Challenge: Write out the material exactly, without any of its pictures.

Records for the exercise:
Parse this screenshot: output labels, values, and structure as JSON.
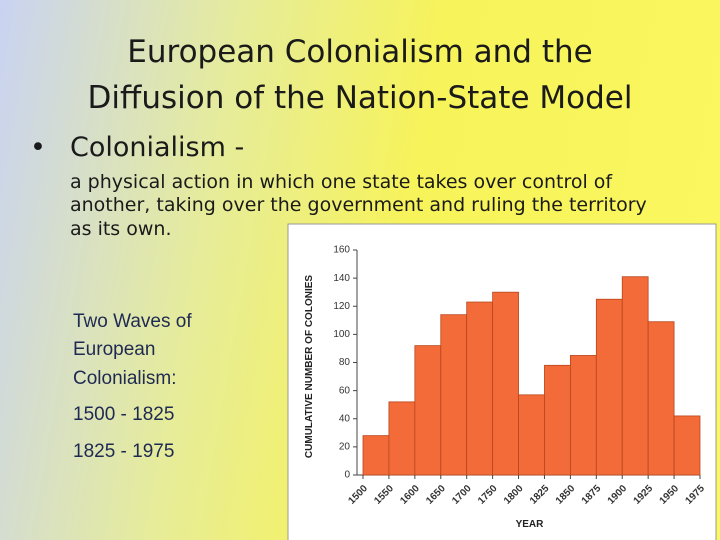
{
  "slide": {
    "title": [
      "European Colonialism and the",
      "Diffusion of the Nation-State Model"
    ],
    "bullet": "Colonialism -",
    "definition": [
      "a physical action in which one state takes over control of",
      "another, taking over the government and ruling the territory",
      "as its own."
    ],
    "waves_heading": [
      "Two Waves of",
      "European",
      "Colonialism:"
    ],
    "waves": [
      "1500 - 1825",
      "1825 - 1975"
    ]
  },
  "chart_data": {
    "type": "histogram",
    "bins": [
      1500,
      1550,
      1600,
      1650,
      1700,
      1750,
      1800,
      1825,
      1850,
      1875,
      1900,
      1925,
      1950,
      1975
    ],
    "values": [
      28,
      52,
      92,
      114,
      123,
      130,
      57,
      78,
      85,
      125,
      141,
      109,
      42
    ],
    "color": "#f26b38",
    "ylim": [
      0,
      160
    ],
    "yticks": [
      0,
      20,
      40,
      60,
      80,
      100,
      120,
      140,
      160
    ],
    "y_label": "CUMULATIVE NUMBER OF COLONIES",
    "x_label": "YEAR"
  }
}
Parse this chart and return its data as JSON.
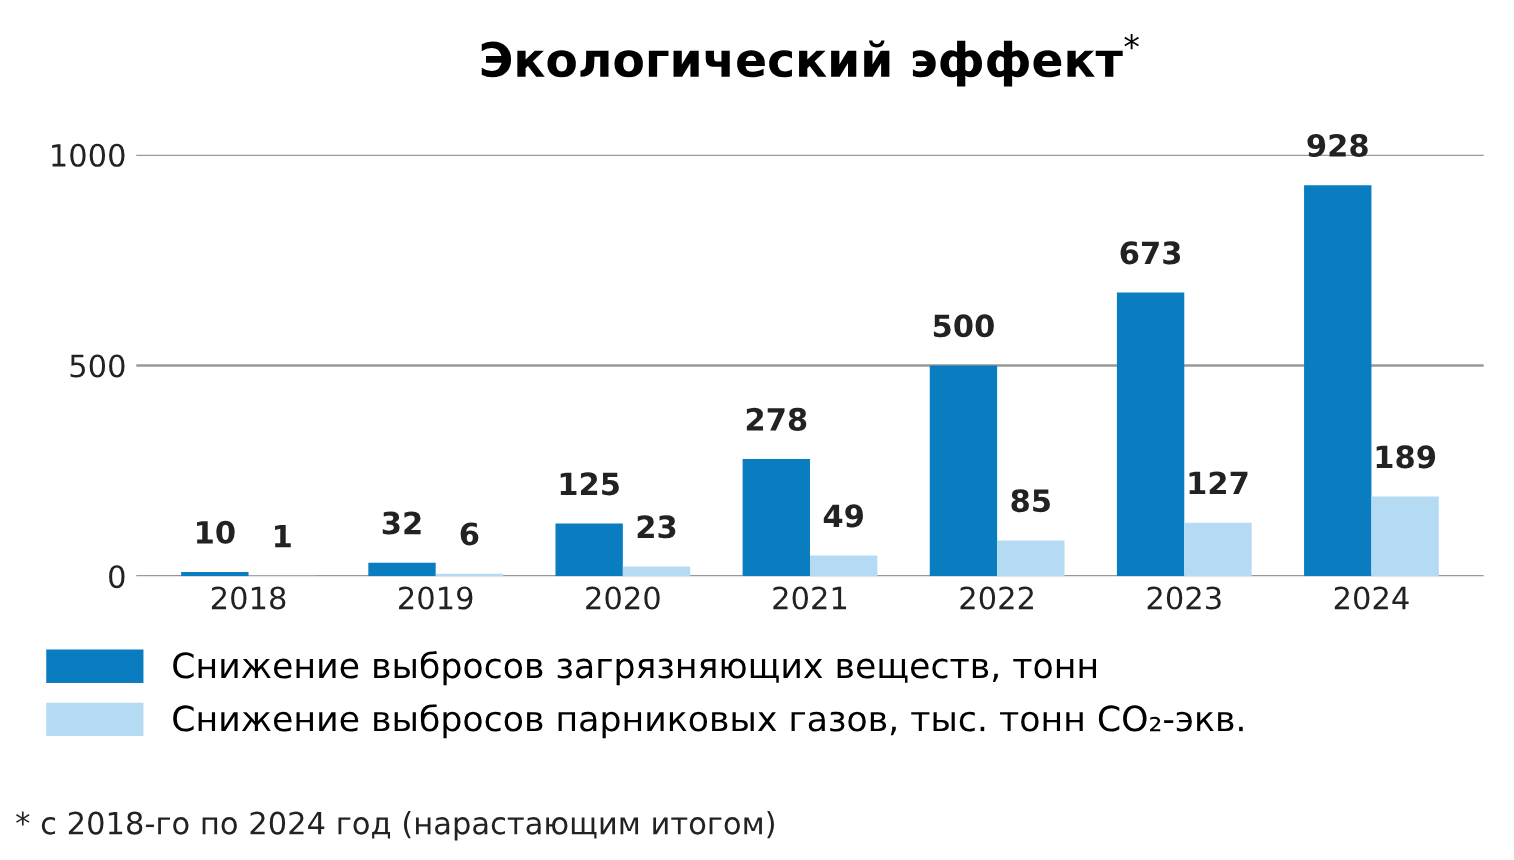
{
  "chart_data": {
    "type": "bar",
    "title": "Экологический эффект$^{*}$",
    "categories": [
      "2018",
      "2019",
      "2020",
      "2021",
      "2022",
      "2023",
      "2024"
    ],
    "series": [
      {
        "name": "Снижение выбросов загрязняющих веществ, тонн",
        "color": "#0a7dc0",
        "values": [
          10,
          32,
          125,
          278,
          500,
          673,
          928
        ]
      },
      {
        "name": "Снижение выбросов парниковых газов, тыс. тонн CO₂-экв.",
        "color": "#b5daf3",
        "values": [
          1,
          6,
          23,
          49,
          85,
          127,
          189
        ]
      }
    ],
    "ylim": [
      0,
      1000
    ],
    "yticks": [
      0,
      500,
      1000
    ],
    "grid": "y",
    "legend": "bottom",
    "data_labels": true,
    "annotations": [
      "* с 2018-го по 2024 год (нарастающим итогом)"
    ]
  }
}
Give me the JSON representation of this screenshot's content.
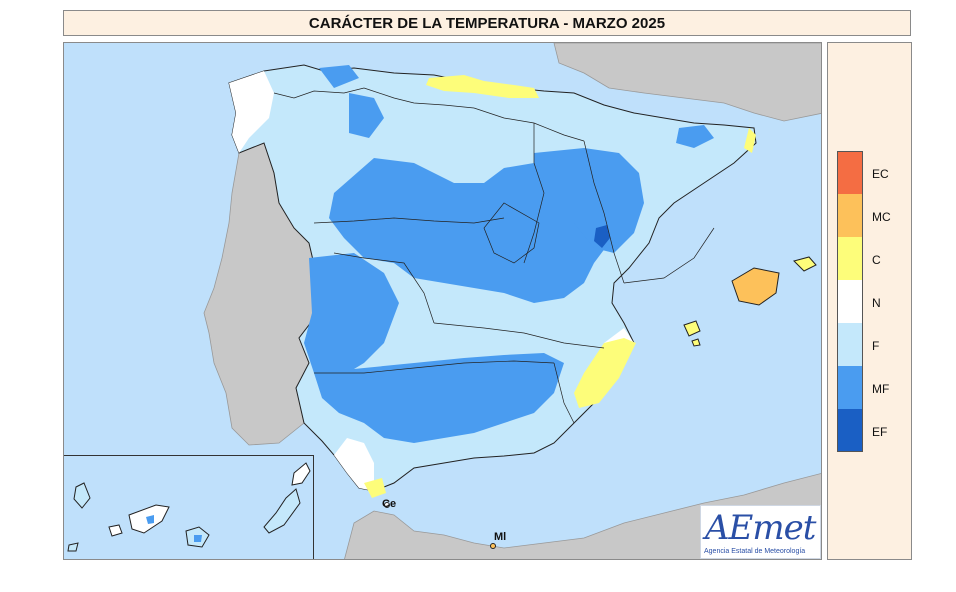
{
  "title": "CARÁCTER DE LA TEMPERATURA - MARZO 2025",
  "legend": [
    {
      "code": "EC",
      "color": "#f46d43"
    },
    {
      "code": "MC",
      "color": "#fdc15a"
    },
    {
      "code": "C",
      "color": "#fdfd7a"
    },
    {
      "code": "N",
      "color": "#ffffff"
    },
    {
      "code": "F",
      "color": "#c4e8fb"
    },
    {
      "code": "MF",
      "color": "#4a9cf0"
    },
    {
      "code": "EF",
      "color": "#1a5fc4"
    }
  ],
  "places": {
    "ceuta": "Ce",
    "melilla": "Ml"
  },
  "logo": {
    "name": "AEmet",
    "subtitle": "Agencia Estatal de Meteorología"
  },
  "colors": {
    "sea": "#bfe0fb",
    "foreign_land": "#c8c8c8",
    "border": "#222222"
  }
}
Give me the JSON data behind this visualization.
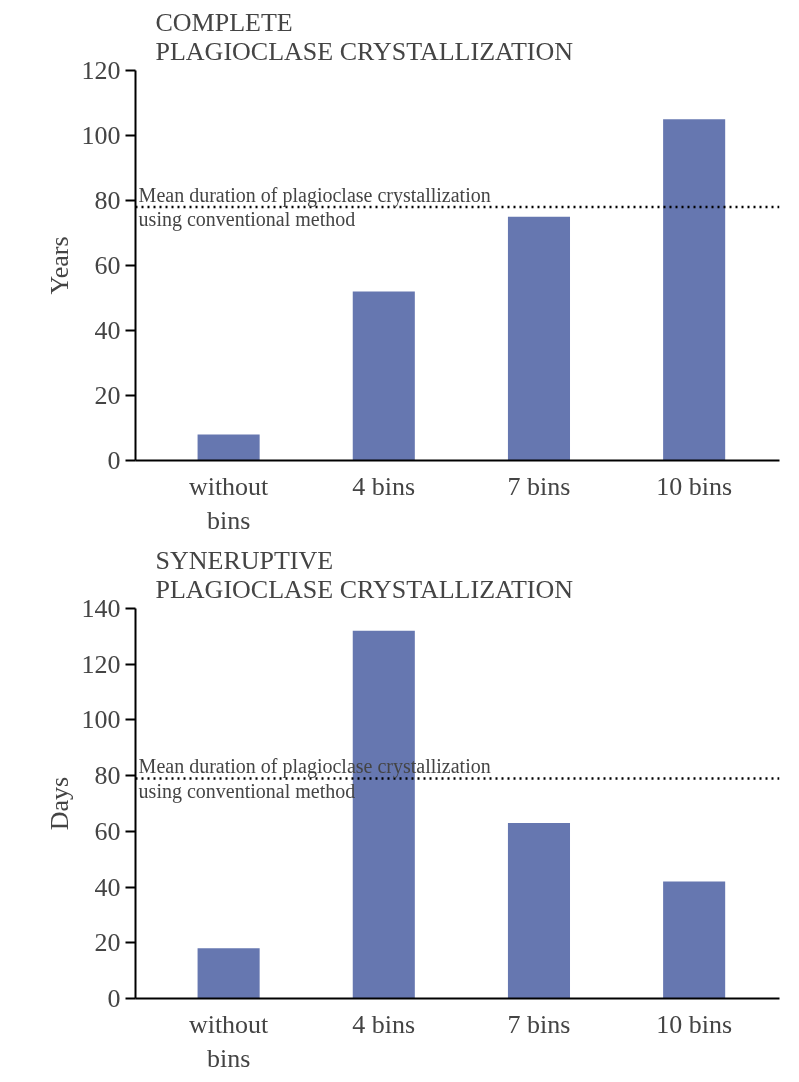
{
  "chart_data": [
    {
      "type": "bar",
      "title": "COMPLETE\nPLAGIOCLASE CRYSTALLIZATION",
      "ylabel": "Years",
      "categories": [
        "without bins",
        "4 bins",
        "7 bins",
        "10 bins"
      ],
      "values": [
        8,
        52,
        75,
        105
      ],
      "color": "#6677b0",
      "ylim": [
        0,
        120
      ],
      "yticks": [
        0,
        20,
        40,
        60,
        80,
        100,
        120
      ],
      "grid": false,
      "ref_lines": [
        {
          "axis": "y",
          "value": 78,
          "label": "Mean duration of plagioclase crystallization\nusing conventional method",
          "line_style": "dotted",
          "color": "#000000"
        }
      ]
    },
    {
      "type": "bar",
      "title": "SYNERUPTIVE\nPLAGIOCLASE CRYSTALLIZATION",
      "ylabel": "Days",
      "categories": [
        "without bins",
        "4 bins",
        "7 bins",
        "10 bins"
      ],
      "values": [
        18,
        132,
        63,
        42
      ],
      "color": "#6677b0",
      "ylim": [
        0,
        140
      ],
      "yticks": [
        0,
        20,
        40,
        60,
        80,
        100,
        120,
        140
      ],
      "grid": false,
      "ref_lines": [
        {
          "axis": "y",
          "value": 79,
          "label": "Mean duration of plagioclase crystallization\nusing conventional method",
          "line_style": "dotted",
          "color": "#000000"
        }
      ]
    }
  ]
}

Response for this exercise:
Parse this screenshot: output labels, values, and structure as JSON.
{
  "slide": {
    "title": [
      "European Colonialism and the",
      "Diffusion of the Nation-State Model"
    ],
    "bullet": "Colonialism -",
    "definition": [
      "a physical action in which one state takes over control of",
      "another, taking over the government and ruling the territory",
      "as its own."
    ],
    "waves_heading": [
      "Two Waves of",
      "European",
      "Colonialism:"
    ],
    "waves": [
      "1500 - 1825",
      "1825 - 1975"
    ]
  },
  "chart_data": {
    "type": "histogram",
    "bins": [
      1500,
      1550,
      1600,
      1650,
      1700,
      1750,
      1800,
      1825,
      1850,
      1875,
      1900,
      1925,
      1950,
      1975
    ],
    "values": [
      28,
      52,
      92,
      114,
      123,
      130,
      57,
      78,
      85,
      125,
      141,
      109,
      42
    ],
    "color": "#f26b38",
    "ylim": [
      0,
      160
    ],
    "yticks": [
      0,
      20,
      40,
      60,
      80,
      100,
      120,
      140,
      160
    ],
    "y_label": "CUMULATIVE NUMBER OF COLONIES",
    "x_label": "YEAR"
  }
}
Parse this chart and return its data as JSON.
{
  "chart_data": {
    "type": "bar",
    "title": "Экологический эффект$^{*}$",
    "categories": [
      "2018",
      "2019",
      "2020",
      "2021",
      "2022",
      "2023",
      "2024"
    ],
    "series": [
      {
        "name": "Снижение выбросов загрязняющих веществ, тонн",
        "color": "#0a7dc0",
        "values": [
          10,
          32,
          125,
          278,
          500,
          673,
          928
        ]
      },
      {
        "name": "Снижение выбросов парниковых газов, тыс. тонн CO₂-экв.",
        "color": "#b5daf3",
        "values": [
          1,
          6,
          23,
          49,
          85,
          127,
          189
        ]
      }
    ],
    "ylim": [
      0,
      1000
    ],
    "yticks": [
      0,
      500,
      1000
    ],
    "grid": "y",
    "legend": "bottom",
    "data_labels": true,
    "annotations": [
      "* с 2018-го по 2024 год (нарастающим итогом)"
    ]
  }
}
Give me the JSON representation of this screenshot's content.
{
  "title": "CARÁCTER DE LA TEMPERATURA - MARZO 2025",
  "legend": [
    {
      "code": "EC",
      "color": "#f46d43"
    },
    {
      "code": "MC",
      "color": "#fdc15a"
    },
    {
      "code": "C",
      "color": "#fdfd7a"
    },
    {
      "code": "N",
      "color": "#ffffff"
    },
    {
      "code": "F",
      "color": "#c4e8fb"
    },
    {
      "code": "MF",
      "color": "#4a9cf0"
    },
    {
      "code": "EF",
      "color": "#1a5fc4"
    }
  ],
  "places": {
    "ceuta": "Ce",
    "melilla": "Ml"
  },
  "logo": {
    "name": "AEmet",
    "subtitle": "Agencia Estatal de Meteorología"
  },
  "colors": {
    "sea": "#bfe0fb",
    "foreign_land": "#c8c8c8",
    "border": "#222222"
  }
}
Give me the JSON data behind this visualization.
{
  "chart_data": [
    {
      "type": "bar",
      "title": "COMPLETE\nPLAGIOCLASE CRYSTALLIZATION",
      "ylabel": "Years",
      "categories": [
        "without bins",
        "4 bins",
        "7 bins",
        "10 bins"
      ],
      "values": [
        8,
        52,
        75,
        105
      ],
      "color": "#6677b0",
      "ylim": [
        0,
        120
      ],
      "yticks": [
        0,
        20,
        40,
        60,
        80,
        100,
        120
      ],
      "grid": false,
      "ref_lines": [
        {
          "axis": "y",
          "value": 78,
          "label": "Mean duration of plagioclase crystallization\nusing conventional method",
          "line_style": "dotted",
          "color": "#000000"
        }
      ]
    },
    {
      "type": "bar",
      "title": "SYNERUPTIVE\nPLAGIOCLASE CRYSTALLIZATION",
      "ylabel": "Days",
      "categories": [
        "without bins",
        "4 bins",
        "7 bins",
        "10 bins"
      ],
      "values": [
        18,
        132,
        63,
        42
      ],
      "color": "#6677b0",
      "ylim": [
        0,
        140
      ],
      "yticks": [
        0,
        20,
        40,
        60,
        80,
        100,
        120,
        140
      ],
      "grid": false,
      "ref_lines": [
        {
          "axis": "y",
          "value": 79,
          "label": "Mean duration of plagioclase crystallization\nusing conventional method",
          "line_style": "dotted",
          "color": "#000000"
        }
      ]
    }
  ]
}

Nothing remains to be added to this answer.